**FRAGMENTO DEL DOCUMENTO:**
Se acercaba el 21 de marzo, Día Internacional de los Bosques. A una profesora de mi instituto de Secundaria, harta de explicarlos mediante aspectos morfológicos y clasificaciones espaciales, se le ocurrió celebrarlo leyendo un par de libros. Quería acercar a sus chicos y chicas la idea de que los bosques son el resultado de los tiempos construidos en interacción entre las condiciones ambientales y la apropiación social. Buscaba que entendiesen los bosques en clave de sostenibilidad porque notaba que buena parte del alumnado mira este asunto y lo ve complejo; aprecia los contenidos ambientales como cerrados y estáticos, quizás porque en las clases de Conocimiento del medio y Ciencias naturales así se estudian. La maestra empleaba a veces la imaginación literaria para abrir los compartimientos estancos escolares. En ese momento, la literatura se convierte en un espacio abierto de reflexión participativa, crítica y motivadora, que nunca se llena.
La vida, en cierta manera, se asemeja a un bosque: cantidad de seres vivos en interacción constante entre ellos y con el medio físico. Han pasado más de 150 años, desde que dos autores nos dejaron descritos unos bosques singulares. Estaban desprovistos de la carga conceptual con la que tradicionalmente son vistos en la enseñanza tradicional. Tampoco mostraban el halo de peligro -cargados de gente mala, niños y doncellas atropellados y con una instructiva moraleja- que les dieron los cuentos infantiles que de ellos hablan, del estilo de Caperucita Roja o Pulgarcito, que Perrault o los hermanos Grimm lanzaron a la cultura occidental.

**OBJETIVO PLANTEADO A:**
Reproduce sin cambios, del texto sobre los bosques, todo lo que va desde "La vida, en" hasta "la cultura occidental.".

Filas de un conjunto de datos
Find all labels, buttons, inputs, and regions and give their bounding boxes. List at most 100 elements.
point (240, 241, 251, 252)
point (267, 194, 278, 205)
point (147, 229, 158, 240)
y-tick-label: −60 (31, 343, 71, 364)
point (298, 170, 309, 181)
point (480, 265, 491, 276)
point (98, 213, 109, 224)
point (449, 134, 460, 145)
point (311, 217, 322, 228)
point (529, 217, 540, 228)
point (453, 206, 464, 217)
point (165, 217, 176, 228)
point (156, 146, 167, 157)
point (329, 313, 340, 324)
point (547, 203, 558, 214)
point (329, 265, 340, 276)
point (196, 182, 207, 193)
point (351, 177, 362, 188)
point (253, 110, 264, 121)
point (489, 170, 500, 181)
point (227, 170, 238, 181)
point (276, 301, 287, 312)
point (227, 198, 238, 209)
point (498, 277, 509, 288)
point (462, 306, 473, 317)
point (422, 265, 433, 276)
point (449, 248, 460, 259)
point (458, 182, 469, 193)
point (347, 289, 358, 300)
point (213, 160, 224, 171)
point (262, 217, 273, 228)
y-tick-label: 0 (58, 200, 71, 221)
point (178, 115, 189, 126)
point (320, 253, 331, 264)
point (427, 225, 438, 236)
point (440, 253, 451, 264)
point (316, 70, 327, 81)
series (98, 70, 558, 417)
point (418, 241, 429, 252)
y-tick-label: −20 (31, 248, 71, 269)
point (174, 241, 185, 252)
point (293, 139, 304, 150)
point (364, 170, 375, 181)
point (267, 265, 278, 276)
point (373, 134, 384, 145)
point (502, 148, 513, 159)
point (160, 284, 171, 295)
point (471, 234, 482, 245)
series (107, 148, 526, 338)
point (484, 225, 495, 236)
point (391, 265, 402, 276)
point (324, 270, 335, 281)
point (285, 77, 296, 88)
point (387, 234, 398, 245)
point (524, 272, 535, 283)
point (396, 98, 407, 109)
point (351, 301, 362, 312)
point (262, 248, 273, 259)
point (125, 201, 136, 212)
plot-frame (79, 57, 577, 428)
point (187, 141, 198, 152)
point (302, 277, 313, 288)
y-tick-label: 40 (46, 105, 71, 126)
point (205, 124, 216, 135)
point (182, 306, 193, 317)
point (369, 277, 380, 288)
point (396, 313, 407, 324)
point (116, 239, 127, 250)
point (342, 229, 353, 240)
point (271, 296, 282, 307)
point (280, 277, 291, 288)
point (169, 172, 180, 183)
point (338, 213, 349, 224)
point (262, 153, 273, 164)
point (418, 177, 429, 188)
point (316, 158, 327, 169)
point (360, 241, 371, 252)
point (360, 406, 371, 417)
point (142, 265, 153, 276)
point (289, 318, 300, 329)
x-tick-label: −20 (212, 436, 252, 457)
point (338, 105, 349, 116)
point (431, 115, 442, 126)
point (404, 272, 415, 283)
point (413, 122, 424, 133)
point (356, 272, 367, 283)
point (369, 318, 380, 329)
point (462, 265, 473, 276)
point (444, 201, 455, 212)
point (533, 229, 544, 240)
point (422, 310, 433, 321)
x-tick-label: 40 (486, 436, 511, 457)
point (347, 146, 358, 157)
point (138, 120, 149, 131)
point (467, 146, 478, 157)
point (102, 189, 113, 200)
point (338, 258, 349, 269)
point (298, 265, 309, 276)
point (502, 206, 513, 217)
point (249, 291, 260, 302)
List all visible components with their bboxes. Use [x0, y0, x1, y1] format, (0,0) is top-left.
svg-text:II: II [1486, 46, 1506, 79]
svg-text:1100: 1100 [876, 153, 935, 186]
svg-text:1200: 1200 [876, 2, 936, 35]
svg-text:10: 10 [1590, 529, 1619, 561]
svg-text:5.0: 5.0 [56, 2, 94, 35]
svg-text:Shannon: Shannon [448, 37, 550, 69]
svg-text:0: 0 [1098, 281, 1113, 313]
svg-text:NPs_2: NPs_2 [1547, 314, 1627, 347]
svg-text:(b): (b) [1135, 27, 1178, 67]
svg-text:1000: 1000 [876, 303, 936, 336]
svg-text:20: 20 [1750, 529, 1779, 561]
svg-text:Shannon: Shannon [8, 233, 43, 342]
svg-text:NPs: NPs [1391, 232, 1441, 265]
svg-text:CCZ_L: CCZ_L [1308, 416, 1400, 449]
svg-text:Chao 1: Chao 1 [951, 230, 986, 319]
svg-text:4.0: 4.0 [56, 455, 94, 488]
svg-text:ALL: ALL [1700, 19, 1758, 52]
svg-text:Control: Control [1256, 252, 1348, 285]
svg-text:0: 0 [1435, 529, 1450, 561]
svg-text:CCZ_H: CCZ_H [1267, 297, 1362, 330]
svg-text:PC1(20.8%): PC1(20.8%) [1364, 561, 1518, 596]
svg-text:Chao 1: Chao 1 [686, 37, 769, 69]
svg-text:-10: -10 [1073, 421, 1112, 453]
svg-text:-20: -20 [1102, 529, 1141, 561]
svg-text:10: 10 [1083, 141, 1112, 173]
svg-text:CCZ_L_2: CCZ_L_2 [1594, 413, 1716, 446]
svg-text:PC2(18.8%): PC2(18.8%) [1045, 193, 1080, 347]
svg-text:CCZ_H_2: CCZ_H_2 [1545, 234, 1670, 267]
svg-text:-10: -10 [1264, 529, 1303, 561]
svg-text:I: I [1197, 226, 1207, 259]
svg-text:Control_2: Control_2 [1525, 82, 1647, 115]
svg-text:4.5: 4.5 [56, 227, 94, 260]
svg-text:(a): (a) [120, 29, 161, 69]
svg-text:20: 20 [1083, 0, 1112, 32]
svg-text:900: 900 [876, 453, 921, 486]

**OBJETIVO PLANTEADO B:**
Transcribe literalmente las filas del conjunto de datos, todo lo que va desde la primera hasta la que contiene "point (205, 124, 216, 135)", ambas incluidas.

**RESPUESTA COMPLETA A:**
La vida, en cierta manera, se asemeja a un bosque: cantidad de seres vivos en interacción constante entre ellos y con el medio físico. Han pasado más de 150 años, desde que dos autores nos dejaron descritos unos bosques singulares. Estaban desprovistos de la carga conceptual con la que tradicionalmente son vistos en la enseñanza tradicional. Tampoco mostraban el halo de peligro -cargados de gente mala, niños y doncellas atropellados y con una instructiva moraleja- que les dieron los cuentos infantiles que de ellos hablan, del estilo de Caperucita Roja o Pulgarcito, que Perrault o los hermanos Grimm lanzaron a la cultura occidental.

**RESPUESTA COMPLETA B:**
Find all labels, buttons, inputs, and regions and give their bounding boxes. List at most 100 elements.
point (240, 241, 251, 252)
point (267, 194, 278, 205)
point (147, 229, 158, 240)
y-tick-label: −60 (31, 343, 71, 364)
point (298, 170, 309, 181)
point (480, 265, 491, 276)
point (98, 213, 109, 224)
point (449, 134, 460, 145)
point (311, 217, 322, 228)
point (529, 217, 540, 228)
point (453, 206, 464, 217)
point (165, 217, 176, 228)
point (156, 146, 167, 157)
point (329, 313, 340, 324)
point (547, 203, 558, 214)
point (329, 265, 340, 276)
point (196, 182, 207, 193)
point (351, 177, 362, 188)
point (253, 110, 264, 121)
point (489, 170, 500, 181)
point (227, 170, 238, 181)
point (276, 301, 287, 312)
point (227, 198, 238, 209)
point (498, 277, 509, 288)
point (462, 306, 473, 317)
point (422, 265, 433, 276)
point (449, 248, 460, 259)
point (458, 182, 469, 193)
point (347, 289, 358, 300)
point (213, 160, 224, 171)
point (262, 217, 273, 228)
y-tick-label: 0 (58, 200, 71, 221)
point (178, 115, 189, 126)
point (320, 253, 331, 264)
point (427, 225, 438, 236)
point (440, 253, 451, 264)
point (316, 70, 327, 81)
series (98, 70, 558, 417)
point (418, 241, 429, 252)
y-tick-label: −20 (31, 248, 71, 269)
point (174, 241, 185, 252)
point (293, 139, 304, 150)
point (364, 170, 375, 181)
point (267, 265, 278, 276)
point (373, 134, 384, 145)
point (502, 148, 513, 159)
point (160, 284, 171, 295)
point (471, 234, 482, 245)
series (107, 148, 526, 338)
point (484, 225, 495, 236)
point (391, 265, 402, 276)
point (324, 270, 335, 281)
point (285, 77, 296, 88)
point (387, 234, 398, 245)
point (524, 272, 535, 283)
point (396, 98, 407, 109)
point (351, 301, 362, 312)
point (262, 248, 273, 259)
point (125, 201, 136, 212)
plot-frame (79, 57, 577, 428)
point (187, 141, 198, 152)
point (302, 277, 313, 288)
y-tick-label: 40 (46, 105, 71, 126)
point (205, 124, 216, 135)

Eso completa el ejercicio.